*Supplied material:*

########################################

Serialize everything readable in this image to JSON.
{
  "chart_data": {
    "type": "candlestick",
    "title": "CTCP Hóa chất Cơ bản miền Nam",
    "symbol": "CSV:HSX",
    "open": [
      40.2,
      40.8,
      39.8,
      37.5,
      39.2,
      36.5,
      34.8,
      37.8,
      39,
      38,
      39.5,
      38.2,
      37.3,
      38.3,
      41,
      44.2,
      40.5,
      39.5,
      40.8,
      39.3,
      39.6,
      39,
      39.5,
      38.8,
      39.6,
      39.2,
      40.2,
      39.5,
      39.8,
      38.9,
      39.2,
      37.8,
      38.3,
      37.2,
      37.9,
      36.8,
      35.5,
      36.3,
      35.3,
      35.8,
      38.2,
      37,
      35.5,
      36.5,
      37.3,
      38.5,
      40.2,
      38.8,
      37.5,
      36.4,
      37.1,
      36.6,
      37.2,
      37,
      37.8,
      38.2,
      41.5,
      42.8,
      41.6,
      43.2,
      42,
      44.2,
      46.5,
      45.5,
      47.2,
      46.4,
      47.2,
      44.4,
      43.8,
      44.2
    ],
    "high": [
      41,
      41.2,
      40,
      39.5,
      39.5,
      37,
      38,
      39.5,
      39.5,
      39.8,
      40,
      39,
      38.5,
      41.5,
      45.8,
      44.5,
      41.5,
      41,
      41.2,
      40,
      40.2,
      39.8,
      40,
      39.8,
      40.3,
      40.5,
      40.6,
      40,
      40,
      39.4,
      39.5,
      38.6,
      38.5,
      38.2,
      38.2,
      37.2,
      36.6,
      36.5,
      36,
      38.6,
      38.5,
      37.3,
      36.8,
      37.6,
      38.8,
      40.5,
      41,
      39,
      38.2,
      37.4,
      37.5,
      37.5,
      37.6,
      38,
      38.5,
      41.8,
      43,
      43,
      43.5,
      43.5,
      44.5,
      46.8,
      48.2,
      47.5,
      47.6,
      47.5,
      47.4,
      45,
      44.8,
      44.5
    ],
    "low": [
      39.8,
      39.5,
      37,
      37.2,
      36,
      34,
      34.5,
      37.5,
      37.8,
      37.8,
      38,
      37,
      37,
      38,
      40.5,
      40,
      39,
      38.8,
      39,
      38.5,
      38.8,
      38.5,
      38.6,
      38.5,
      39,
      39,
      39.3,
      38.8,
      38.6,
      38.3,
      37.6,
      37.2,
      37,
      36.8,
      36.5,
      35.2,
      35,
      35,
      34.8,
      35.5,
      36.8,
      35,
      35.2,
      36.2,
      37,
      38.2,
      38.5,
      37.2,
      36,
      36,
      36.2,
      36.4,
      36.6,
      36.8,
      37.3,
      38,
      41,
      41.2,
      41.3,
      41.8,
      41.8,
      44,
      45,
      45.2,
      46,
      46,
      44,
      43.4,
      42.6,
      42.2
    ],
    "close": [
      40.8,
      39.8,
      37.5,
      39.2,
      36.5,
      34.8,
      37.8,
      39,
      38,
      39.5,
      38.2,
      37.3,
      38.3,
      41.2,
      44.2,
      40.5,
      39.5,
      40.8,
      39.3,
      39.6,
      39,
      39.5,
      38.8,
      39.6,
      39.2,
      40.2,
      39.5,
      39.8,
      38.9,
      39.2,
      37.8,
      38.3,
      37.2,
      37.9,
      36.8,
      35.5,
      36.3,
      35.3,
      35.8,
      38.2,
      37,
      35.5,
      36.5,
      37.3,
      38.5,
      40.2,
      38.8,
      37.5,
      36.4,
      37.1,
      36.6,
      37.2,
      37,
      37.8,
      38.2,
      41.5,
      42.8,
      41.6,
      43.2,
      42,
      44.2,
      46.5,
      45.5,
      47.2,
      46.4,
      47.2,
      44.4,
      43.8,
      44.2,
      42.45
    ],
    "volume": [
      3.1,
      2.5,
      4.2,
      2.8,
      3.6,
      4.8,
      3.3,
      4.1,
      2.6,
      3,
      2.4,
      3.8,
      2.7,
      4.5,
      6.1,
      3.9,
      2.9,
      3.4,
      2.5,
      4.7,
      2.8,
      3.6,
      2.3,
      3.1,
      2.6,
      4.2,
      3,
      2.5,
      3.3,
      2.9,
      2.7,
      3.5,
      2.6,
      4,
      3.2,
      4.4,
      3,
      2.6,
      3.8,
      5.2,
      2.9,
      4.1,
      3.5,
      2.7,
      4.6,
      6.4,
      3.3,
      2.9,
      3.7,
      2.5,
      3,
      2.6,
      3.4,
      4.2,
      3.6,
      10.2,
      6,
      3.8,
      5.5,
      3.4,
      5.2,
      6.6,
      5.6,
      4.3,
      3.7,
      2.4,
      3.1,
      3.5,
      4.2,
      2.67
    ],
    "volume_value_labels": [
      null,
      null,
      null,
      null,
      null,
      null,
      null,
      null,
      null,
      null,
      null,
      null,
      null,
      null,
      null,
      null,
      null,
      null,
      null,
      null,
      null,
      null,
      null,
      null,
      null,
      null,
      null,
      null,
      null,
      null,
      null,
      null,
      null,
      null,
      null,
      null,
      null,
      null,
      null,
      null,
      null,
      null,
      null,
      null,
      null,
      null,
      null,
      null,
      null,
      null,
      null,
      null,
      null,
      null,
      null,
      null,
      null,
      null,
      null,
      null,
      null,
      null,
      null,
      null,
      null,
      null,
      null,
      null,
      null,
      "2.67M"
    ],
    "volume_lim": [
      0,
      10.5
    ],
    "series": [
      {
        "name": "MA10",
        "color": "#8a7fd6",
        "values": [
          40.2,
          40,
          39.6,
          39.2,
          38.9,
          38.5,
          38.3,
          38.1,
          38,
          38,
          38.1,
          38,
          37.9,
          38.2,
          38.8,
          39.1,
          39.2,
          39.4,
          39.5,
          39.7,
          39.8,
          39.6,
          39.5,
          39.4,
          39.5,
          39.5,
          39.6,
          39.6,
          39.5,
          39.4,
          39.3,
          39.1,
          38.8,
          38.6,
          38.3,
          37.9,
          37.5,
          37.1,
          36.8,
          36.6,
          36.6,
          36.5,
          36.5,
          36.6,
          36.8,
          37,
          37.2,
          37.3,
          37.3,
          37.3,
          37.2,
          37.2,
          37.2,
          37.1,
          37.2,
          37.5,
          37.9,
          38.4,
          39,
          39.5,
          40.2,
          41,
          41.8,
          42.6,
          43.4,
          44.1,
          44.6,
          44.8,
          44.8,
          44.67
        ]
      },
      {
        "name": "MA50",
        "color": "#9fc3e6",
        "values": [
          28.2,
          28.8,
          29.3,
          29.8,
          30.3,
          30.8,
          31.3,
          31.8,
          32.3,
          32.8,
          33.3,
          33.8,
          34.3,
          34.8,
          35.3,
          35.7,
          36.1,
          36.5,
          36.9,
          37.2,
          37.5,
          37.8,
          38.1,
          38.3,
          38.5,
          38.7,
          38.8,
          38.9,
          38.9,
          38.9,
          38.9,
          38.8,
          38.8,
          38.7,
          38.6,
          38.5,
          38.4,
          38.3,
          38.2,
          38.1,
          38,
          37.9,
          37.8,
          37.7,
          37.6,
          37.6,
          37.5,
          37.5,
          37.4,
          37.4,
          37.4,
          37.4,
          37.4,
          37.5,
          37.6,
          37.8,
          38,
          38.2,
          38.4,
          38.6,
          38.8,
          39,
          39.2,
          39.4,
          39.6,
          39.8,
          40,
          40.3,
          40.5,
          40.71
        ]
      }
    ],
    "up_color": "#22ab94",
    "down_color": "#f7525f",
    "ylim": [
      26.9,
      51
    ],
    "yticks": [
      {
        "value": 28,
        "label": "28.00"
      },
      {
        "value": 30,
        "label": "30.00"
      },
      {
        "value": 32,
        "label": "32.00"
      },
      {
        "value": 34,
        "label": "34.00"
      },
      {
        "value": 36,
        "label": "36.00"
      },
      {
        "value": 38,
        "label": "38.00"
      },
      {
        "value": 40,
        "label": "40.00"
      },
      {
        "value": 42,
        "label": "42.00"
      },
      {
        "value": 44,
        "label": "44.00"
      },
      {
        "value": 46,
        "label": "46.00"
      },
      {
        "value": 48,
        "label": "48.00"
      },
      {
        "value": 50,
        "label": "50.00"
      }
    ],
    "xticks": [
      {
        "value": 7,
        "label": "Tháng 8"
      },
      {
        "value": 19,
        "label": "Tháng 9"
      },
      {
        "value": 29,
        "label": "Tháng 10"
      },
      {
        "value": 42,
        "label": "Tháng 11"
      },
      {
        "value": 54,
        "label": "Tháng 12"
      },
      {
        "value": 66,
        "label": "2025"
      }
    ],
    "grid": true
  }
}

########################################

How many lines in the listing contain "Tháng"? Answer with the number alone.

5